DIRECTIONS FOR THIS TASK:
Scan the material that follows. Copy every line containing the word "woman".
-- Start DATA LISTING --
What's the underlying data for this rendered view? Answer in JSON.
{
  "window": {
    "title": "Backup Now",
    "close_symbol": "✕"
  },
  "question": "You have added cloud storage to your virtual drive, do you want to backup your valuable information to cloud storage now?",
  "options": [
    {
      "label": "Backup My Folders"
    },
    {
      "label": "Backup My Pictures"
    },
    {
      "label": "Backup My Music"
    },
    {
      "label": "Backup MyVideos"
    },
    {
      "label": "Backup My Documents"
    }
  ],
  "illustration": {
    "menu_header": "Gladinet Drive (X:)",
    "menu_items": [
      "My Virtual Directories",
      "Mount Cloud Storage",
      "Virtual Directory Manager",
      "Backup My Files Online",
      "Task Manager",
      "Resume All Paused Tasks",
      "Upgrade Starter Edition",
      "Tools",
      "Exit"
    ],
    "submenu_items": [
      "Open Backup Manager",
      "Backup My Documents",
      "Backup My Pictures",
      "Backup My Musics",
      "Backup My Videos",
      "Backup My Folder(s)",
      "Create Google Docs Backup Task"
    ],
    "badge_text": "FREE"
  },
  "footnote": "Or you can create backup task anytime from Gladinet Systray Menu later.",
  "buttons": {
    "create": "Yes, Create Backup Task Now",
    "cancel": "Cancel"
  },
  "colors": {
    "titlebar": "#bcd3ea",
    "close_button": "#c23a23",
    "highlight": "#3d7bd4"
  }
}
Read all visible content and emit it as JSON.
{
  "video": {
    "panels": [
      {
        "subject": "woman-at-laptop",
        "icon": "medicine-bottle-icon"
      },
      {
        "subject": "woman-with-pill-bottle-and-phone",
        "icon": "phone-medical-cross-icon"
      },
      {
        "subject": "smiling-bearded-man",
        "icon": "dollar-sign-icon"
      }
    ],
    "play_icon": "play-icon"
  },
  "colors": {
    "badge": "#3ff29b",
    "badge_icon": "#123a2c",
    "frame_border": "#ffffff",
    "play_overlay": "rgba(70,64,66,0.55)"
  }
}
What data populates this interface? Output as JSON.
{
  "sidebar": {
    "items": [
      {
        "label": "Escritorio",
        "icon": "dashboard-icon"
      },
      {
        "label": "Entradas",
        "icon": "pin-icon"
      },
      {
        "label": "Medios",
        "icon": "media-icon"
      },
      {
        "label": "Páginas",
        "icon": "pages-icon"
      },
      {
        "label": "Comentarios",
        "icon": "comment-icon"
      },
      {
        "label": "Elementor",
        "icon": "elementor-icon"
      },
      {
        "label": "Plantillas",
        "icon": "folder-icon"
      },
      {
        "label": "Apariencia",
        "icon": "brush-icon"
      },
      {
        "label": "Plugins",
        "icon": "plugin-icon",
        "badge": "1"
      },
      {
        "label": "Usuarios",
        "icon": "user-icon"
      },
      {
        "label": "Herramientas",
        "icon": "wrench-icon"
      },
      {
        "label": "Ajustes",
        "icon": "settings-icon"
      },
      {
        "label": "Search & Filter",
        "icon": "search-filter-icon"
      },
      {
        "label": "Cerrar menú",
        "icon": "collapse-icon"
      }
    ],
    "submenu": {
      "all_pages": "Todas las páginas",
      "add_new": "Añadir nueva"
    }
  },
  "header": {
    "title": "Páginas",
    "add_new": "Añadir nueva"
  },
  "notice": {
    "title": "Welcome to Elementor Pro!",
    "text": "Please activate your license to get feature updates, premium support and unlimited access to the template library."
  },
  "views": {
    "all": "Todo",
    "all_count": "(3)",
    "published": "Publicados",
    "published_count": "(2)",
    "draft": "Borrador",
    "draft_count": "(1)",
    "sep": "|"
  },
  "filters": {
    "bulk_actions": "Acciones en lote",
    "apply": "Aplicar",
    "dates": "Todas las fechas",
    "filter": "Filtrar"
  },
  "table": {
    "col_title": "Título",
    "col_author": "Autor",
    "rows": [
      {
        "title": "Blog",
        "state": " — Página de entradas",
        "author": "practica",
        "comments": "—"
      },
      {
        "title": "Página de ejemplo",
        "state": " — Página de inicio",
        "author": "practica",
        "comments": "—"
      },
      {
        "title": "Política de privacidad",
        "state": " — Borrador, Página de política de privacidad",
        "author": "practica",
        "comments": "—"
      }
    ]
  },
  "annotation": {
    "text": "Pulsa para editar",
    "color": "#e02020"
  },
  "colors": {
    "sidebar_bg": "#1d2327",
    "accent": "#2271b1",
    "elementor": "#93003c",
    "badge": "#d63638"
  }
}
-- End DATA LISTING --
THE ANSWER:
        "subject": "woman-at-laptop",
        "subject": "woman-with-pill-bottle-and-phone",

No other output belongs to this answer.